• Short exercise: Please set down all the lines beneath this one exactly, without the pictures.

::: Supplied entries :::

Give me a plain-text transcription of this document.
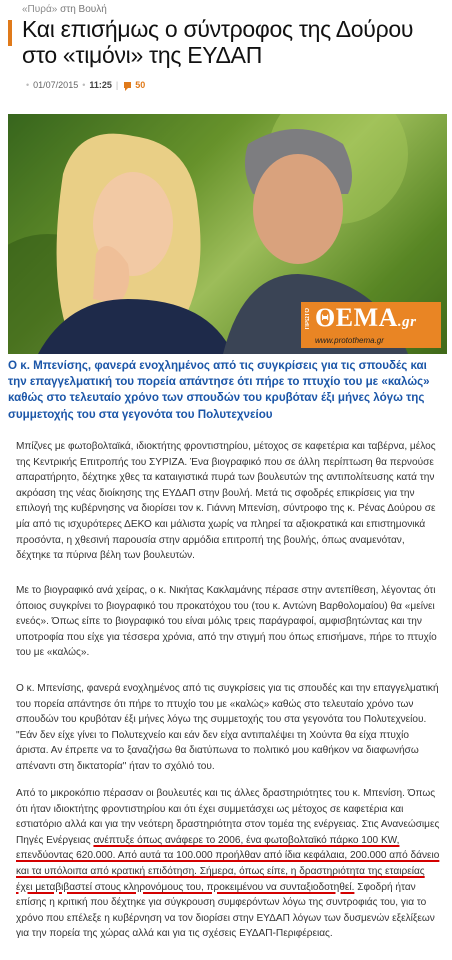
«Πυρά» στη Βουλή
Και επισήμως ο σύντροφος της Δούρου στο «τιμόνι» της ΕΥΔΑΠ
• 01/07/2015 • 11:25 | 50
ΠΡΩΤΟ ΘΕΜΑ.gr
www.protothema.gr

Ο κ. Μπενίσης, φανερά ενοχλημένος από τις συγκρίσεις για τις σπουδές και την επαγγελματική του πορεία απάντησε ότι πήρε το πτυχίο του με «καλώς» καθώς στο τελευταίο χρόνο των σπουδών του κρυβόταν έξι μήνες λόγω της συμμετοχής του στα γεγονότα του Πολυτεχνείου

Μπίζνες με φωτοβολταϊκά, ιδιοκτήτης φροντιστηρίου, μέτοχος σε καφετέρια και ταβέρνα, μέλος της Κεντρικής Επιτροπής του ΣΥΡΙΖΑ. Ένα βιογραφικό που σε άλλη περίπτωση θα περνούσε απαρατήρητο, δέχτηκε χθες τα καταιγιστικά πυρά των βουλευτών της αντιπολίτευσης κατά την ακρόαση της νέας διοίκησης της ΕΥΔΑΠ στην βουλή. Μετά τις σφοδρές επικρίσεις για την επιλογή της κυβέρνησης να διορίσει τον κ. Γιάννη Μπενίση, σύντροφο της κ. Ρένας Δούρου σε μία από τις ισχυρότερες ΔΕΚΟ και μάλιστα χωρίς να πληρεί τα αξιοκρατικά και επιστημονικά προσόντα, η χθεσινή παρουσία στην αρμόδια επιτροπή της βουλής, όπως αναμενόταν, δέχτηκε τα πύρινα βέλη των βουλευτών.

Με το βιογραφικό ανά χείρας, ο κ. Νικήτας Κακλαμάνης πέρασε στην αντεπίθεση, λέγοντας ότι όποιος συγκρίνει το βιογραφικό του προκατόχου του (του κ. Αντώνη Βαρθολομαίου) θα «μείνει ενεός». Όπως είπε το βιογραφικό του είναι μόλις τρεις παράγραφοί, αμφισβητώντας και την υποτροφία που είχε για τέσσερα χρόνια, από την στιγμή που όπως επισήμανε, πήρε το πτυχίο του με «καλώς».

Ο κ. Μπενίσης, φανερά ενοχλημένος από τις συγκρίσεις για τις σπουδές και την επαγγελματική του πορεία απάντησε ότι πήρε το πτυχίο του με «καλώς» καθώς στο τελευταίο χρόνο των σπουδών του κρυβόταν έξι μήνες λόγω της συμμετοχής του στα γεγονότα του Πολυτεχνείου. "Εάν δεν είχε γίνει το Πολυτεχνείο και εάν δεν είχα αντιπαλέψει τη Χούντα θα είχα πτυχίο άριστα. Αν έπρεπε να το ξαναζήσω θα διατύπωνα το πολιτικό μου καθήκον να διαφωνήσω απέναντι στη δικτατορία" ήταν το σχόλιό του.

Από το μικροκόπιο πέρασαν οι βουλευτές και τις άλλες δραστηριότητες του κ. Μπενίση. Όπως ότι ήταν ιδιοκτήτης φροντιστηρίου και ότι έχει συμμετάσχει ως μέτοχος σε καφετέρια και εστιατόριο αλλά και για την νεότερη δραστηριότητα στον τομέα της ενέργειας. Στις Ανανεώσιμες Πηγές Ενέργειας ανέπτυξε όπως ανάφερε το 2006, ένα φωτοβολταϊκό πάρκο 100 KW, επενδύοντας 620.000. Από αυτά τα 100.000 προήλθαν από ίδια κεφάλαια, 200.000 από δάνειο και τα υπόλοιπα από κρατική επιδότηση. Σήμερα, όπως είπε, η δραστηριότητα της εταιρείας έχει μεταβιβαστεί στους κληρονόμους του, προκειμένου να συνταξιοδοτηθεί. Σφοδρή ήταν επίσης η κριτική που δέχτηκε για σύγκρουση συμφερόντων λόγω της συντροφιάς του, για το χρόνο που επέλεξε η κυβέρνηση να τον διορίσει στην ΕΥΔΑΠ λόγων των δυσμενών εξελίξεων για την πορεία της χώρας αλλά και για τις σχέσεις ΕΥΔΑΠ-Περιφέρειας.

:::

• Result:
Give me a plain-text transcription of this document.
«Πυρά» στη Βουλή
Και επισήμως ο σύντροφος της Δούρου στο «τιμόνι» της ΕΥΔΑΠ
• 01/07/2015 • 11:25 | 50
ΠΡΩΤΟ ΘΕΜΑ.gr
www.protothema.gr

Ο κ. Μπενίσης, φανερά ενοχλημένος από τις συγκρίσεις για τις σπουδές και την επαγγελματική του πορεία απάντησε ότι πήρε το πτυχίο του με «καλώς» καθώς στο τελευταίο χρόνο των σπουδών του κρυβόταν έξι μήνες λόγω της συμμετοχής του στα γεγονότα του Πολυτεχνείου

Μπίζνες με φωτοβολταϊκά, ιδιοκτήτης φροντιστηρίου, μέτοχος σε καφετέρια και ταβέρνα, μέλος της Κεντρικής Επιτροπής του ΣΥΡΙΖΑ. Ένα βιογραφικό που σε άλλη περίπτωση θα περνούσε απαρατήρητο, δέχτηκε χθες τα καταιγιστικά πυρά των βουλευτών της αντιπολίτευσης κατά την ακρόαση της νέας διοίκησης της ΕΥΔΑΠ στην βουλή. Μετά τις σφοδρές επικρίσεις για την επιλογή της κυβέρνησης να διορίσει τον κ. Γιάννη Μπενίση, σύντροφο της κ. Ρένας Δούρου σε μία από τις ισχυρότερες ΔΕΚΟ και μάλιστα χωρίς να πληρεί τα αξιοκρατικά και επιστημονικά προσόντα, η χθεσινή παρουσία στην αρμόδια επιτροπή της βουλής, όπως αναμενόταν, δέχτηκε τα πύρινα βέλη των βουλευτών.

Με το βιογραφικό ανά χείρας, ο κ. Νικήτας Κακλαμάνης πέρασε στην αντεπίθεση, λέγοντας ότι όποιος συγκρίνει το βιογραφικό του προκατόχου του (του κ. Αντώνη Βαρθολομαίου) θα «μείνει ενεός». Όπως είπε το βιογραφικό του είναι μόλις τρεις παράγραφοί, αμφισβητώντας και την υποτροφία που είχε για τέσσερα χρόνια, από την στιγμή που όπως επισήμανε, πήρε το πτυχίο του με «καλώς».

Ο κ. Μπενίσης, φανερά ενοχλημένος από τις συγκρίσεις για τις σπουδές και την επαγγελματική του πορεία απάντησε ότι πήρε το πτυχίο του με «καλώς» καθώς στο τελευταίο χρόνο των σπουδών του κρυβόταν έξι μήνες λόγω της συμμετοχής του στα γεγονότα του Πολυτεχνείου. "Εάν δεν είχε γίνει το Πολυτεχνείο και εάν δεν είχα αντιπαλέψει τη Χούντα θα είχα πτυχίο άριστα. Αν έπρεπε να το ξαναζήσω θα διατύπωνα το πολιτικό μου καθήκον να διαφωνήσω απέναντι στη δικτατορία" ήταν το σχόλιό του.

Από το μικροκόπιο πέρασαν οι βουλευτές και τις άλλες δραστηριότητες του κ. Μπενίση. Όπως ότι ήταν ιδιοκτήτης φροντιστηρίου και ότι έχει συμμετάσχει ως μέτοχος σε καφετέρια και εστιατόριο αλλά και για την νεότερη δραστηριότητα στον τομέα της ενέργειας. Στις Ανανεώσιμες Πηγές Ενέργειας ανέπτυξε όπως ανάφερε το 2006, ένα φωτοβολταϊκό πάρκο 100 KW, επενδύοντας 620.000. Από αυτά τα 100.000 προήλθαν από ίδια κεφάλαια, 200.000 από δάνειο και τα υπόλοιπα από κρατική επιδότηση. Σήμερα, όπως είπε, η δραστηριότητα της εταιρείας έχει μεταβιβαστεί στους κληρονόμους του, προκειμένου να συνταξιοδοτηθεί. Σφοδρή ήταν επίσης η κριτική που δέχτηκε για σύγκρουση συμφερόντων λόγω της συντροφιάς του, για το χρόνο που επέλεξε η κυβέρνηση να τον διορίσει στην ΕΥΔΑΠ λόγων των δυσμενών εξελίξεων για την πορεία της χώρας αλλά και για τις σχέσεις ΕΥΔΑΠ-Περιφέρειας.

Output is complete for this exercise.